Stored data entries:
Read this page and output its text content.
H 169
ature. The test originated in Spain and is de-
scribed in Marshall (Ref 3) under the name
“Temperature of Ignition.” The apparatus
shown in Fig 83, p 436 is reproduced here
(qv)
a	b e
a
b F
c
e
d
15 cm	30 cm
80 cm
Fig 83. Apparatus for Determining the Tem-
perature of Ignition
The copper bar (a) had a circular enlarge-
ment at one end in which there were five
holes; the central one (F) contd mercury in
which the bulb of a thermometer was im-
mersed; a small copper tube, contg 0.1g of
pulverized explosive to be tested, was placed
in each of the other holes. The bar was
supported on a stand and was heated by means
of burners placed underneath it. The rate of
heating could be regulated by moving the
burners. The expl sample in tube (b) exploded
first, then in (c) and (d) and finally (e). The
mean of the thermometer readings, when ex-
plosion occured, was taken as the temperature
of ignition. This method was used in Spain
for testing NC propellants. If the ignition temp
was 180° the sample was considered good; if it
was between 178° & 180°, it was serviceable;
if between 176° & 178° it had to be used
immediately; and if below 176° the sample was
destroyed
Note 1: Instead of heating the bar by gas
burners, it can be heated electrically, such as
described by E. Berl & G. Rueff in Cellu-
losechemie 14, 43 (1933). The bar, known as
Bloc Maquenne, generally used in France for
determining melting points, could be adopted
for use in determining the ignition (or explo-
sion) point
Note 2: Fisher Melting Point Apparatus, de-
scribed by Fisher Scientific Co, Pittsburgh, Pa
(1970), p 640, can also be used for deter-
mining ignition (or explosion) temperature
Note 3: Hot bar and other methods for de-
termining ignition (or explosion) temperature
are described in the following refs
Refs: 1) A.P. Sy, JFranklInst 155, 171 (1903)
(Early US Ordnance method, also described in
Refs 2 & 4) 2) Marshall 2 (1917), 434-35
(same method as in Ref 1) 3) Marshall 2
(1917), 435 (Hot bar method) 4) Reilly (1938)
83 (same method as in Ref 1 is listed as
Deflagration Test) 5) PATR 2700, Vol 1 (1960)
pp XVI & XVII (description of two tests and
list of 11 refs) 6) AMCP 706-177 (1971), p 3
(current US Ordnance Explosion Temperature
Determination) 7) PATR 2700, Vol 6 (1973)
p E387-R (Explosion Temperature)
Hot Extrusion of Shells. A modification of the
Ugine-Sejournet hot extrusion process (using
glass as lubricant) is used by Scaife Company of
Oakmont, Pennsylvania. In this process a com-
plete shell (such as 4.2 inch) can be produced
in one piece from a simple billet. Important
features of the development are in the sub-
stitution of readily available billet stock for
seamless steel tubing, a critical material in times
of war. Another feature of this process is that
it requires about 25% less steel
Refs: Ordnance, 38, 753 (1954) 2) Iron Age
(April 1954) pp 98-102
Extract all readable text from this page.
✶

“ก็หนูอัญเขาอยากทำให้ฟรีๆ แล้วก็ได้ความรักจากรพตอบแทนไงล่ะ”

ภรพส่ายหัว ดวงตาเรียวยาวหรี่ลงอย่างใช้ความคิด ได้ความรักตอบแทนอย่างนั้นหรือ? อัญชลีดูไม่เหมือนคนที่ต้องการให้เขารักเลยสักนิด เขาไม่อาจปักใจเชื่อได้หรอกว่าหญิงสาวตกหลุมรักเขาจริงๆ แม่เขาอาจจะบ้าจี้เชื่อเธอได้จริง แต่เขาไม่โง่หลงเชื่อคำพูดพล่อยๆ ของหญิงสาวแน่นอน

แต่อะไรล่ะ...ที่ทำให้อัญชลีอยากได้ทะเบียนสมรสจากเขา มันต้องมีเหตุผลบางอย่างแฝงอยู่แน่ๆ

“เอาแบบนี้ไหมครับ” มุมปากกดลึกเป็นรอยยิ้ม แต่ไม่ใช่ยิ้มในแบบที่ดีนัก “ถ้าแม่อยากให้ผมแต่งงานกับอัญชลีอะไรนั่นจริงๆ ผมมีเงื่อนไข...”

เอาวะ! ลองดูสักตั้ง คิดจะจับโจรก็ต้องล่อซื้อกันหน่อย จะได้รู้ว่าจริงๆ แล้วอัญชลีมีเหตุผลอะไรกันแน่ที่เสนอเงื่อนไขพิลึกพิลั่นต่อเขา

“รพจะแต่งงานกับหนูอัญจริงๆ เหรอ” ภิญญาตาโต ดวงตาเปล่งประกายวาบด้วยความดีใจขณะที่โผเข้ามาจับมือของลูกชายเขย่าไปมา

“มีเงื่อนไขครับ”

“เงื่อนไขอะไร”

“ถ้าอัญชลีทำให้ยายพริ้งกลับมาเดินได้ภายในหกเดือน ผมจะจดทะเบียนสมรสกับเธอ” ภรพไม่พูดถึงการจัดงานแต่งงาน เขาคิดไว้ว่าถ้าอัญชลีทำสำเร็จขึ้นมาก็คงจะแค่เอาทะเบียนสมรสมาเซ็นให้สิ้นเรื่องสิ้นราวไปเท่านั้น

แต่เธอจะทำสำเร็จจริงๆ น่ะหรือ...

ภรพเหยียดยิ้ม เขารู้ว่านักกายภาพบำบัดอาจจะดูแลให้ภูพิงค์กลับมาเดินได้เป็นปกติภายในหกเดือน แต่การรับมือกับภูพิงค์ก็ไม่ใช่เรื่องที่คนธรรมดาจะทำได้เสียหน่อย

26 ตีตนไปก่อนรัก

*Short problem*: Retype every record above exactly as written.

*Response to the exercise*:
Read this page and output its text content.
H 169
ature. The test originated in Spain and is de-
scribed in Marshall (Ref 3) under the name
“Temperature of Ignition.” The apparatus
shown in Fig 83, p 436 is reproduced here
(qv)
a	b e
a
b F
c
e
d
15 cm	30 cm
80 cm
Fig 83. Apparatus for Determining the Tem-
perature of Ignition
The copper bar (a) had a circular enlarge-
ment at one end in which there were five
holes; the central one (F) contd mercury in
which the bulb of a thermometer was im-
mersed; a small copper tube, contg 0.1g of
pulverized explosive to be tested, was placed
in each of the other holes. The bar was
supported on a stand and was heated by means
of burners placed underneath it. The rate of
heating could be regulated by moving the
burners. The expl sample in tube (b) exploded
first, then in (c) and (d) and finally (e). The
mean of the thermometer readings, when ex-
plosion occured, was taken as the temperature
of ignition. This method was used in Spain
for testing NC propellants. If the ignition temp
was 180° the sample was considered good; if it
was between 178° & 180°, it was serviceable;
if between 176° & 178° it had to be used
immediately; and if below 176° the sample was
destroyed
Note 1: Instead of heating the bar by gas
burners, it can be heated electrically, such as
described by E. Berl & G. Rueff in Cellu-
losechemie 14, 43 (1933). The bar, known as
Bloc Maquenne, generally used in France for
determining melting points, could be adopted
for use in determining the ignition (or explo-
sion) point
Note 2: Fisher Melting Point Apparatus, de-
scribed by Fisher Scientific Co, Pittsburgh, Pa
(1970), p 640, can also be used for deter-
mining ignition (or explosion) temperature
Note 3: Hot bar and other methods for de-
termining ignition (or explosion) temperature
are described in the following refs
Refs: 1) A.P. Sy, JFranklInst 155, 171 (1903)
(Early US Ordnance method, also described in
Refs 2 & 4) 2) Marshall 2 (1917), 434-35
(same method as in Ref 1) 3) Marshall 2
(1917), 435 (Hot bar method) 4) Reilly (1938)
83 (same method as in Ref 1 is listed as
Deflagration Test) 5) PATR 2700, Vol 1 (1960)
pp XVI & XVII (description of two tests and
list of 11 refs) 6) AMCP 706-177 (1971), p 3
(current US Ordnance Explosion Temperature
Determination) 7) PATR 2700, Vol 6 (1973)
p E387-R (Explosion Temperature)
Hot Extrusion of Shells. A modification of the
Ugine-Sejournet hot extrusion process (using
glass as lubricant) is used by Scaife Company of
Oakmont, Pennsylvania. In this process a com-
plete shell (such as 4.2 inch) can be produced
in one piece from a simple billet. Important
features of the development are in the sub-
stitution of readily available billet stock for
seamless steel tubing, a critical material in times
of war. Another feature of this process is that
it requires about 25% less steel
Refs: Ordnance, 38, 753 (1954) 2) Iron Age
(April 1954) pp 98-102
Extract all readable text from this page.
✶

“ก็หนูอัญเขาอยากทำให้ฟรีๆ แล้วก็ได้ความรักจากรพตอบแทนไงล่ะ”

ภรพส่ายหัว ดวงตาเรียวยาวหรี่ลงอย่างใช้ความคิด ได้ความรักตอบแทนอย่างนั้นหรือ? อัญชลีดูไม่เหมือนคนที่ต้องการให้เขารักเลยสักนิด เขาไม่อาจปักใจเชื่อได้หรอกว่าหญิงสาวตกหลุมรักเขาจริงๆ แม่เขาอาจจะบ้าจี้เชื่อเธอได้จริง แต่เขาไม่โง่หลงเชื่อคำพูดพล่อยๆ ของหญิงสาวแน่นอน

แต่อะไรล่ะ...ที่ทำให้อัญชลีอยากได้ทะเบียนสมรสจากเขา มันต้องมีเหตุผลบางอย่างแฝงอยู่แน่ๆ

“เอาแบบนี้ไหมครับ” มุมปากกดลึกเป็นรอยยิ้ม แต่ไม่ใช่ยิ้มในแบบที่ดีนัก “ถ้าแม่อยากให้ผมแต่งงานกับอัญชลีอะไรนั่นจริงๆ ผมมีเงื่อนไข...”

เอาวะ! ลองดูสักตั้ง คิดจะจับโจรก็ต้องล่อซื้อกันหน่อย จะได้รู้ว่าจริงๆ แล้วอัญชลีมีเหตุผลอะไรกันแน่ที่เสนอเงื่อนไขพิลึกพิลั่นต่อเขา

“รพจะแต่งงานกับหนูอัญจริงๆ เหรอ” ภิญญาตาโต ดวงตาเปล่งประกายวาบด้วยความดีใจขณะที่โผเข้ามาจับมือของลูกชายเขย่าไปมา

“มีเงื่อนไขครับ”

“เงื่อนไขอะไร”

“ถ้าอัญชลีทำให้ยายพริ้งกลับมาเดินได้ภายในหกเดือน ผมจะจดทะเบียนสมรสกับเธอ” ภรพไม่พูดถึงการจัดงานแต่งงาน เขาคิดไว้ว่าถ้าอัญชลีทำสำเร็จขึ้นมาก็คงจะแค่เอาทะเบียนสมรสมาเซ็นให้สิ้นเรื่องสิ้นราวไปเท่านั้น

แต่เธอจะทำสำเร็จจริงๆ น่ะหรือ...

ภรพเหยียดยิ้ม เขารู้ว่านักกายภาพบำบัดอาจจะดูแลให้ภูพิงค์กลับมาเดินได้เป็นปกติภายในหกเดือน แต่การรับมือกับภูพิงค์ก็ไม่ใช่เรื่องที่คนธรรมดาจะทำได้เสียหน่อย

26 ตีตนไปก่อนรัก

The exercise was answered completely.